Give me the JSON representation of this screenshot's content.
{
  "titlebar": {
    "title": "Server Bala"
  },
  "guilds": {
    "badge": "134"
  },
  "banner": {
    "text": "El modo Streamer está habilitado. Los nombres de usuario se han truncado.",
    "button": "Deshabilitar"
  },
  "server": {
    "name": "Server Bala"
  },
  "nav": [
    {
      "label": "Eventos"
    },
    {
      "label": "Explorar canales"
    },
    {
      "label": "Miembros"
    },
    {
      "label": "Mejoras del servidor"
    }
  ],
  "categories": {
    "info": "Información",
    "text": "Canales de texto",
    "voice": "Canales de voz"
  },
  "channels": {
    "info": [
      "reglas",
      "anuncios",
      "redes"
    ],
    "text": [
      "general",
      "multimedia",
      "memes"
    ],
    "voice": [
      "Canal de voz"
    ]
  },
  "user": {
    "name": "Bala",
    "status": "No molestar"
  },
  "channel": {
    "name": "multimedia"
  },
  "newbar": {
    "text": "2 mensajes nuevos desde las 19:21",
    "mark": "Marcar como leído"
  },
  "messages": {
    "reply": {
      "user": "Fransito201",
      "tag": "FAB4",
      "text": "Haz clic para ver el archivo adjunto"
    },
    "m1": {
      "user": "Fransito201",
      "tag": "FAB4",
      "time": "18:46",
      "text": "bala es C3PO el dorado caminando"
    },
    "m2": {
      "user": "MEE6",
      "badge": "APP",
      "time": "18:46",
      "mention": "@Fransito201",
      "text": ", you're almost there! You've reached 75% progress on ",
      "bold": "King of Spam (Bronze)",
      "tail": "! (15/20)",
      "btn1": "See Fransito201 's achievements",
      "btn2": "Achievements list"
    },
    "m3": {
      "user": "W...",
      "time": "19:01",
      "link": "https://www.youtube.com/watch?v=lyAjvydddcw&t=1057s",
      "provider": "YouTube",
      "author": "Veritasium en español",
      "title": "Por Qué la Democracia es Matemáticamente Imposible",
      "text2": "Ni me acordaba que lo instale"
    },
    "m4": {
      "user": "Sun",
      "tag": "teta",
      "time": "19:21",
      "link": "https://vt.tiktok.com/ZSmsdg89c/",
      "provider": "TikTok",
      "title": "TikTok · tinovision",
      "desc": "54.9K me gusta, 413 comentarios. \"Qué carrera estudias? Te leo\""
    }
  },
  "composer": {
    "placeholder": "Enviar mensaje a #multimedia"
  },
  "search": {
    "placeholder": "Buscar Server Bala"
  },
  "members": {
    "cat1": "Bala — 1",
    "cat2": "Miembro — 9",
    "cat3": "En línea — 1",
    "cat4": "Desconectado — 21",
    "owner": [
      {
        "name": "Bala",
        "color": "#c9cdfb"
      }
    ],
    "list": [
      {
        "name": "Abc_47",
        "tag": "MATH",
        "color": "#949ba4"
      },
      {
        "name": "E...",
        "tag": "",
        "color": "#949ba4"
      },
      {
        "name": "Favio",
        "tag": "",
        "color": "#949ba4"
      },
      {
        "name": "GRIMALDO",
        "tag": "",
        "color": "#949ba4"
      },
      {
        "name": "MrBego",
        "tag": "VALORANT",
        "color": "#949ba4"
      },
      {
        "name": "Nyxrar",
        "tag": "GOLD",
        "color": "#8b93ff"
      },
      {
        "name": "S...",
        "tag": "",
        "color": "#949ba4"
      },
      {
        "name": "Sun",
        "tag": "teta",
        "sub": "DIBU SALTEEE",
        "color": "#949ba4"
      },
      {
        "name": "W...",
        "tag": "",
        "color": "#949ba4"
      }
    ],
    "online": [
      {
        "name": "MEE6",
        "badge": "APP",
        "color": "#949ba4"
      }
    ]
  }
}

----------------------------------------

### EXERCISE AIM
Report each line in the data that holds the word "link".

### CORRECT ANSWER
      "link": "https://www.youtube.com/watch?v=lyAjvydddcw&t=1057s",
      "link": "https://vt.tiktok.com/ZSmsdg89c/",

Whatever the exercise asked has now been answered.